**What you will do**
Pick every line from the data that holds the word "JSON".

(Collection entries)
▬▬▬▬▬▬▬▬▬▬

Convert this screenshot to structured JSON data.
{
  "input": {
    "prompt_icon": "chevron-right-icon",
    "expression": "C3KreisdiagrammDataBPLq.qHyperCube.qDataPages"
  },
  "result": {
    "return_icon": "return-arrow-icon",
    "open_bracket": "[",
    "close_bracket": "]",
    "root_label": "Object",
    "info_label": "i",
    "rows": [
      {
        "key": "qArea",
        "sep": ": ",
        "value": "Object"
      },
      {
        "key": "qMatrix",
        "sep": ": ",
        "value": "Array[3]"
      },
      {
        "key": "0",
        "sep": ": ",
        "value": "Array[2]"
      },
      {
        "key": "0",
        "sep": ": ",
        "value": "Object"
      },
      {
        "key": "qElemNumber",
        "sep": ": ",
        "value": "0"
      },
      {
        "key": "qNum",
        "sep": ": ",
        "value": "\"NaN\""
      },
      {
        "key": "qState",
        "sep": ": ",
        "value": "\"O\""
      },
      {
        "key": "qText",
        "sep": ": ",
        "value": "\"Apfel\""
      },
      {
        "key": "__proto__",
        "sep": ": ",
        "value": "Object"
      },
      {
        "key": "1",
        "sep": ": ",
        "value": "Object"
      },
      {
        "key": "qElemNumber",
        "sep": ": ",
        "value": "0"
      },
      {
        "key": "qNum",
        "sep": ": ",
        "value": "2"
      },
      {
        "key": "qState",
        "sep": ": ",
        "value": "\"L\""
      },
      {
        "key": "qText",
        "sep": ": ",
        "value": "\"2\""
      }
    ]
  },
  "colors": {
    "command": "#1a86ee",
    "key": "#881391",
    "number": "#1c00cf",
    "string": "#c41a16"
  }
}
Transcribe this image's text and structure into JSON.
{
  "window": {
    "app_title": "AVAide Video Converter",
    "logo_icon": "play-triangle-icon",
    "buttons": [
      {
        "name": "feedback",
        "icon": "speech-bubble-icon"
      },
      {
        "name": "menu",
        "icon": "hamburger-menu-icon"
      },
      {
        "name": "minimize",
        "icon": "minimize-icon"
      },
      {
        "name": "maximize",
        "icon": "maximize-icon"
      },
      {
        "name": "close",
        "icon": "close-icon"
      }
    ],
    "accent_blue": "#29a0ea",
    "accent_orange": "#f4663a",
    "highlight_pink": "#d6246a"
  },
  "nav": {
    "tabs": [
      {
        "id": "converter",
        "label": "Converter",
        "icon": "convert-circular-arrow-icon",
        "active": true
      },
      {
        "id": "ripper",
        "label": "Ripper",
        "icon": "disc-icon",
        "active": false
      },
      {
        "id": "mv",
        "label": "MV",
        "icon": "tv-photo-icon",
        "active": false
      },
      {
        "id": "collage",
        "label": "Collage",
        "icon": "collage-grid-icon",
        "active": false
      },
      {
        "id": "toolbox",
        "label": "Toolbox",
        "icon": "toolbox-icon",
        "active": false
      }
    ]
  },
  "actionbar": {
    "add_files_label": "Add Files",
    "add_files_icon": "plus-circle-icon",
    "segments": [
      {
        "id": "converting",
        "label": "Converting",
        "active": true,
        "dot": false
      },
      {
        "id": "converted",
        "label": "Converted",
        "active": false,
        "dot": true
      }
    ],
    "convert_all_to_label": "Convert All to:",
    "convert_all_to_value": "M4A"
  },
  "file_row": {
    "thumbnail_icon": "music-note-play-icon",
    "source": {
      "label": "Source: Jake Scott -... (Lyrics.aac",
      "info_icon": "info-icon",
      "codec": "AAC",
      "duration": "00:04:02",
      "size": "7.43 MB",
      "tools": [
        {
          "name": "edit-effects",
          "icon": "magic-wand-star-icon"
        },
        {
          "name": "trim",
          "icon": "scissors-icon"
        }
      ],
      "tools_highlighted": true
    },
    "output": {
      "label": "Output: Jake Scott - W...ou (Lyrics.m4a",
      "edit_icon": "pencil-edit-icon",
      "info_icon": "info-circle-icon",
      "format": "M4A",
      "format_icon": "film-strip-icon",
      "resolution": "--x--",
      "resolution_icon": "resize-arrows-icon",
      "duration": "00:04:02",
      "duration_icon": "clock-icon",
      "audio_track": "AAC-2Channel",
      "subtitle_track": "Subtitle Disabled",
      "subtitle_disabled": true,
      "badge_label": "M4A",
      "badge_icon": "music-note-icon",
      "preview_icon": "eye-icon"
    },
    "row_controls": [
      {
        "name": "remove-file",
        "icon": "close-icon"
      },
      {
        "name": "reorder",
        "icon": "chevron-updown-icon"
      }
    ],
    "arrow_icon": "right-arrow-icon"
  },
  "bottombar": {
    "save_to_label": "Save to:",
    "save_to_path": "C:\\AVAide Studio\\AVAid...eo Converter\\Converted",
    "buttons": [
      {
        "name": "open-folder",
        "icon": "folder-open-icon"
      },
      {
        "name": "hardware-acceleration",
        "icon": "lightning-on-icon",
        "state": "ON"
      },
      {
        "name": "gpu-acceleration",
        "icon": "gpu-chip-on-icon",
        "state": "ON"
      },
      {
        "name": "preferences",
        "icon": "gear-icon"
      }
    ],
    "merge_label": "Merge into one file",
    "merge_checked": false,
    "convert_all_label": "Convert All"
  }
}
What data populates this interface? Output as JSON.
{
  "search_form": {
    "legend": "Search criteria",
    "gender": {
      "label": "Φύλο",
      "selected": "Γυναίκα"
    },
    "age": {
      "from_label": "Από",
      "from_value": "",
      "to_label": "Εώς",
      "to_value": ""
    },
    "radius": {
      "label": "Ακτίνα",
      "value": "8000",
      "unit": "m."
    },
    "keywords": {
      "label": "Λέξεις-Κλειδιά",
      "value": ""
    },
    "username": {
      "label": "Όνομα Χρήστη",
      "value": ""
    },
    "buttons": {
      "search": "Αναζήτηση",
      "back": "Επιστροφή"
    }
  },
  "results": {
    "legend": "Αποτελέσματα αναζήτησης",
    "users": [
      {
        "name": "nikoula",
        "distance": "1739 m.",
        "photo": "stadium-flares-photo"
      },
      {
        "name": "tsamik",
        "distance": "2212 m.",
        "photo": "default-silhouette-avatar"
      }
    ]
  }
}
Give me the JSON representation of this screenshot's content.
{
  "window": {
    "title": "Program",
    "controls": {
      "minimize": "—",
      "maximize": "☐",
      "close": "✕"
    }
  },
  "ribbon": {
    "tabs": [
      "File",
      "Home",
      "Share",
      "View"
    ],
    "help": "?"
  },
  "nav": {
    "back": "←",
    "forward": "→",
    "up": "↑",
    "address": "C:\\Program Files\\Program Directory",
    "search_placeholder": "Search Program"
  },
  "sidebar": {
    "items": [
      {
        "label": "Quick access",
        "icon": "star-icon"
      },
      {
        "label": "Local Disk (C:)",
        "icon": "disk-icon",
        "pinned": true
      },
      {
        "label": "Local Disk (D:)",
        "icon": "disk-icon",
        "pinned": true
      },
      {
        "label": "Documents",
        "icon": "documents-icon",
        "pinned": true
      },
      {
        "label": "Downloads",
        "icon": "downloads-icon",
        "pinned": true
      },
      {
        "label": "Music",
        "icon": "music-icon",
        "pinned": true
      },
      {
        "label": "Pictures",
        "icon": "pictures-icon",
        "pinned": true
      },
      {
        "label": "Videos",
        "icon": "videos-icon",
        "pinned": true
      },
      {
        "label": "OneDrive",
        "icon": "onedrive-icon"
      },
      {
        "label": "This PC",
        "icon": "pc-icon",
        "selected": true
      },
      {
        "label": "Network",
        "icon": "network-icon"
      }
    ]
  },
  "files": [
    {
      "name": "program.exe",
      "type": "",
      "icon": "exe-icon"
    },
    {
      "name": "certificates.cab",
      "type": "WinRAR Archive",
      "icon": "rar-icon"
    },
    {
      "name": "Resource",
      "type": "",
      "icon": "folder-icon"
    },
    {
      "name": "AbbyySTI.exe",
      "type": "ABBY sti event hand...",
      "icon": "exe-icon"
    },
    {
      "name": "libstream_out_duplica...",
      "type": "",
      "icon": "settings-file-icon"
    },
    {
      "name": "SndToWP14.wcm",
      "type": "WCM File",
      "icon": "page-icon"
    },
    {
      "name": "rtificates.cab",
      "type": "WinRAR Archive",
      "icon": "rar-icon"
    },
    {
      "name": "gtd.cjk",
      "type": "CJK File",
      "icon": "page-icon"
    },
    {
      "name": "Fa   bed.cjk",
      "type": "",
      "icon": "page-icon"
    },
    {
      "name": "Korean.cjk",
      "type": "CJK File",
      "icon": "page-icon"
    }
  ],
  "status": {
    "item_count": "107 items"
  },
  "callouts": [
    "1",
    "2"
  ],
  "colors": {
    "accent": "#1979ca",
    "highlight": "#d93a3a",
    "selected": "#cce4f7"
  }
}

▬▬▬▬▬▬▬▬▬▬

**Response to this exercise**
Convert this screenshot to structured JSON data.
Transcribe this image's text and structure into JSON.
What data populates this interface? Output as JSON.
Give me the JSON representation of this screenshot's content.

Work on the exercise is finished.